(Data excerpts)
==========
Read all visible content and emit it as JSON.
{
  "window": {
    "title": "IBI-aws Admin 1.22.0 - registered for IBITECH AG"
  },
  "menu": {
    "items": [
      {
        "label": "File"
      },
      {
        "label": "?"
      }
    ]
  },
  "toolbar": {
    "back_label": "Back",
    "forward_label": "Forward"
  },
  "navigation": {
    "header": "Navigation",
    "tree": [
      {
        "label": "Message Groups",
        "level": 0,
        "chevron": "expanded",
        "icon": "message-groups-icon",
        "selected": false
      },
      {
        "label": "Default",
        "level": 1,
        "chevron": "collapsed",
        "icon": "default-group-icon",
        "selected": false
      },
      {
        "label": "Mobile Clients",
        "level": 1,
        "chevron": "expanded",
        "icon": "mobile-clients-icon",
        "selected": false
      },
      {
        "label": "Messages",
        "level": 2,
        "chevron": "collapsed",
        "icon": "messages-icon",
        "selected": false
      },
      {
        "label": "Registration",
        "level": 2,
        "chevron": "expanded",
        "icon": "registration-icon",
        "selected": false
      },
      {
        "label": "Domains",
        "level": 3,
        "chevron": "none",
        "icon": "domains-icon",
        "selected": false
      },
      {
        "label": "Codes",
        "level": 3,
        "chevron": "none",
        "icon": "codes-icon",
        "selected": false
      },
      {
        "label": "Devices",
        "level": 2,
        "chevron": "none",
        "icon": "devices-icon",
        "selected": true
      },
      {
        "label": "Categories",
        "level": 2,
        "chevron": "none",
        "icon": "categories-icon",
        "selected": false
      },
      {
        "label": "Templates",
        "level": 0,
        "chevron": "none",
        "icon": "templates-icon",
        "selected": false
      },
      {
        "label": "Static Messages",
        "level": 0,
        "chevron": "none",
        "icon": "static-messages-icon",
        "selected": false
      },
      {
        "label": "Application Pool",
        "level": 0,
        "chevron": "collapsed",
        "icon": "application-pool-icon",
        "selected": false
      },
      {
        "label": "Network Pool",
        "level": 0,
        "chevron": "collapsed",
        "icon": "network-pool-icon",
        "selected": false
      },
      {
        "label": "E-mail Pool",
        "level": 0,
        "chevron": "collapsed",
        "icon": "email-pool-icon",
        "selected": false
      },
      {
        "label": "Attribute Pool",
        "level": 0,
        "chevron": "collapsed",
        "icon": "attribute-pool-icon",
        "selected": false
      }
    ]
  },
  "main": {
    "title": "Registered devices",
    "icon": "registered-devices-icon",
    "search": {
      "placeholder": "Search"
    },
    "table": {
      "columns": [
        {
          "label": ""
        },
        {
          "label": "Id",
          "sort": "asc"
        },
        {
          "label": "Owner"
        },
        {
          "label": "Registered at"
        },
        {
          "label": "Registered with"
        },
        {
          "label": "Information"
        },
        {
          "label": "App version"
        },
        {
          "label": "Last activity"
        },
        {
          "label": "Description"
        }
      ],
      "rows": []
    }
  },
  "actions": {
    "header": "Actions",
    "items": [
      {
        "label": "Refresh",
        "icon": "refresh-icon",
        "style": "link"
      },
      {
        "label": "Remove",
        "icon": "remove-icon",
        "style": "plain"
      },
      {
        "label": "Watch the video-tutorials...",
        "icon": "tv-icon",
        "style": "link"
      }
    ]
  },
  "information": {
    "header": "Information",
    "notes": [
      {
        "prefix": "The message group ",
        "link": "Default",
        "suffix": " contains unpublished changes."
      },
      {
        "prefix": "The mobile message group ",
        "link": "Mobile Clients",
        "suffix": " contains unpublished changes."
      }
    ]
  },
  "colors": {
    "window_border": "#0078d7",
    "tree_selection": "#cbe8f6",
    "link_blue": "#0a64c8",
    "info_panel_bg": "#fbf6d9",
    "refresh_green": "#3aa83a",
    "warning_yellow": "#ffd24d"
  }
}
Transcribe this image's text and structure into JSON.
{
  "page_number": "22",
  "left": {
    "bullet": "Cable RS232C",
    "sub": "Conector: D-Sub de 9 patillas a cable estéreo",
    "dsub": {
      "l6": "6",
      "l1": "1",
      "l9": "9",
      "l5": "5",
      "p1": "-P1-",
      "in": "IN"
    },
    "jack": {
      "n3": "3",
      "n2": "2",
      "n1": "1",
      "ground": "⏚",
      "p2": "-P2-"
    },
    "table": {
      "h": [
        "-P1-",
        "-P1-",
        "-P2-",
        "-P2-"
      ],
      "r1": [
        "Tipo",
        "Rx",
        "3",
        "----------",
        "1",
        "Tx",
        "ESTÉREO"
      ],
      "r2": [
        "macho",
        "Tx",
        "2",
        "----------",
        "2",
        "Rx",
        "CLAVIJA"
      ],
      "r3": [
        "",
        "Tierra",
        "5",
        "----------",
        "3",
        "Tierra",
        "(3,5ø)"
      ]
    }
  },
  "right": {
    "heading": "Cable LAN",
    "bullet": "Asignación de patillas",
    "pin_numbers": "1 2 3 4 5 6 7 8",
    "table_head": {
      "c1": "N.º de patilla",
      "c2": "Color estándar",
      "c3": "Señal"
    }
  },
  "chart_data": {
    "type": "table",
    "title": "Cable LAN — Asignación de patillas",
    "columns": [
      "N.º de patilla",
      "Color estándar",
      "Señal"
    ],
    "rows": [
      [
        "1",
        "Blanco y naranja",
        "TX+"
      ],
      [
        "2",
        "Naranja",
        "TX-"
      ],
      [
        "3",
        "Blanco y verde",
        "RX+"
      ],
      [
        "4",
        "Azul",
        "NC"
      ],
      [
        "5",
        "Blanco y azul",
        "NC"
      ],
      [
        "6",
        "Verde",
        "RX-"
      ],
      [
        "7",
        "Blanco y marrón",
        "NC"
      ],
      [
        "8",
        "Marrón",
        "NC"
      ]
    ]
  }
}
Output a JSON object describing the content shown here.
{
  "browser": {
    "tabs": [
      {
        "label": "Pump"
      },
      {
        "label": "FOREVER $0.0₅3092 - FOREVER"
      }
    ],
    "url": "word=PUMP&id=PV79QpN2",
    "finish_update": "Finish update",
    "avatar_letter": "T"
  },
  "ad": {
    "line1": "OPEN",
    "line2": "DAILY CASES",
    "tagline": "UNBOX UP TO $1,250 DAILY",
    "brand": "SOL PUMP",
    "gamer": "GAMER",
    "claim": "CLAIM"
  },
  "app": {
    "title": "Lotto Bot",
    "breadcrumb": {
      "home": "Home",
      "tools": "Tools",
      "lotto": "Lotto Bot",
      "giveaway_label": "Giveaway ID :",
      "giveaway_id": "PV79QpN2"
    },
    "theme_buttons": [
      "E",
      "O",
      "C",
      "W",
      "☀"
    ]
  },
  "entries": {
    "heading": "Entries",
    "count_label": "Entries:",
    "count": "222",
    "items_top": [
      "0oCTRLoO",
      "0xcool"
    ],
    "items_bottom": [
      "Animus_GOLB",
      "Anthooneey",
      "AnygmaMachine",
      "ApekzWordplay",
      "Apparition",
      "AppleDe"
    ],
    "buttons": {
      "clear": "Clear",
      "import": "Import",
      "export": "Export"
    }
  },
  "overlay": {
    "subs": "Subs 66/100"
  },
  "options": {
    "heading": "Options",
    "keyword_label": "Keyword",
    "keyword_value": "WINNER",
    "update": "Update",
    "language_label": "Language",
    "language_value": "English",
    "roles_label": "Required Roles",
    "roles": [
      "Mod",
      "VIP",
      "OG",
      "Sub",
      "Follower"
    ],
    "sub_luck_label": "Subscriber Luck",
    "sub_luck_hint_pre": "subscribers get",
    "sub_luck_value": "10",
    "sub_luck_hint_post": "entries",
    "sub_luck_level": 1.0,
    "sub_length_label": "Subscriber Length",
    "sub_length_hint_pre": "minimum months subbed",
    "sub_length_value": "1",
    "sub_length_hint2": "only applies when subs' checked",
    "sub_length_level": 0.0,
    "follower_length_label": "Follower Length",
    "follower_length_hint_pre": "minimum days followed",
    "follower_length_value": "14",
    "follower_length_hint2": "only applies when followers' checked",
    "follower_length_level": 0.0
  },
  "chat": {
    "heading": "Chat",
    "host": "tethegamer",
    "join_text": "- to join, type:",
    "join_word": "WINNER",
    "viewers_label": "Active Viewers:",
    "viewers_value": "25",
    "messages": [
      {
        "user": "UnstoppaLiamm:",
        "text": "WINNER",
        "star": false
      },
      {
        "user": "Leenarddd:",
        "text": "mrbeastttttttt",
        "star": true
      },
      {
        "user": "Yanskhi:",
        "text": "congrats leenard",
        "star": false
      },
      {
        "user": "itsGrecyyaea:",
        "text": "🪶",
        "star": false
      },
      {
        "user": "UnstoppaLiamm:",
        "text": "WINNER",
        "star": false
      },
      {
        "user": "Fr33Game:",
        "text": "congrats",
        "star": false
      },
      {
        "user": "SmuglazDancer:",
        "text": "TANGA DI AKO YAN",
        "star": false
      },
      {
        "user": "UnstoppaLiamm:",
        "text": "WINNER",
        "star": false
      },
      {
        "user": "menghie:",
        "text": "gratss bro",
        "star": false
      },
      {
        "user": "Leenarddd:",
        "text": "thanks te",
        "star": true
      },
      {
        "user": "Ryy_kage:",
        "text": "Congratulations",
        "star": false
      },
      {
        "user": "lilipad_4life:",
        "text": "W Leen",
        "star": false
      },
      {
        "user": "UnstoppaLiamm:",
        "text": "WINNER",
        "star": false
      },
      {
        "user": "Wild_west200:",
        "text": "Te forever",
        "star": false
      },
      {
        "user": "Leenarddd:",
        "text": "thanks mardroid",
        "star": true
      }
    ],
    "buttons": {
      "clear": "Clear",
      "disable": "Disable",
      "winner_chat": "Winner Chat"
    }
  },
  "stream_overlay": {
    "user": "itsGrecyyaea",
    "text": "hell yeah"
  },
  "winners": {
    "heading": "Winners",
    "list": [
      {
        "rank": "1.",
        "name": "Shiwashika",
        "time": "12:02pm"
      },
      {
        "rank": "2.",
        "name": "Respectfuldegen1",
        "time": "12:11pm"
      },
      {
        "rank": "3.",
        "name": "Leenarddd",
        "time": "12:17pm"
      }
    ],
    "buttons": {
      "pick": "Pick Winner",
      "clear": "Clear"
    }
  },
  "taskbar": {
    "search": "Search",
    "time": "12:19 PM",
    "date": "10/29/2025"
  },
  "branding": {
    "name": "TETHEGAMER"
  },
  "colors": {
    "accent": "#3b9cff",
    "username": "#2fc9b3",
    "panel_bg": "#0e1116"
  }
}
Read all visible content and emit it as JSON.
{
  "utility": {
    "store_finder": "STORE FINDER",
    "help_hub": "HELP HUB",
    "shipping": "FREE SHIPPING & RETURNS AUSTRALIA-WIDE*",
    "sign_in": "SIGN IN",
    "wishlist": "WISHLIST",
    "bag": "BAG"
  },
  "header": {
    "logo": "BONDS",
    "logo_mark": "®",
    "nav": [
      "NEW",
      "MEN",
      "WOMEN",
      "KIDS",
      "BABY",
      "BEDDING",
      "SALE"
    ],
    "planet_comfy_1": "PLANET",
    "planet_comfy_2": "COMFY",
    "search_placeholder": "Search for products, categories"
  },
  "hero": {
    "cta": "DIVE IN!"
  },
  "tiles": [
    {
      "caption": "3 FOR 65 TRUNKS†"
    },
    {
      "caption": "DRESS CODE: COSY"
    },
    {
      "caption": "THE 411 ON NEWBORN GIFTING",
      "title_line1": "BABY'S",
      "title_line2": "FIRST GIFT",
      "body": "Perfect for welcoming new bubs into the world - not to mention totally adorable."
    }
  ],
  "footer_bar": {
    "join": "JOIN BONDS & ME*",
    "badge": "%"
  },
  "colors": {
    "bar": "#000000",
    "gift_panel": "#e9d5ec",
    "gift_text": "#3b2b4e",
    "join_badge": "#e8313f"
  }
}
==========
- **Task prompt**:
Find the string "bullet" in the entries above and return each line that holds it.

- **Task output**:
    "bullet": "Cable RS232C",
    "bullet": "Asignación de patillas",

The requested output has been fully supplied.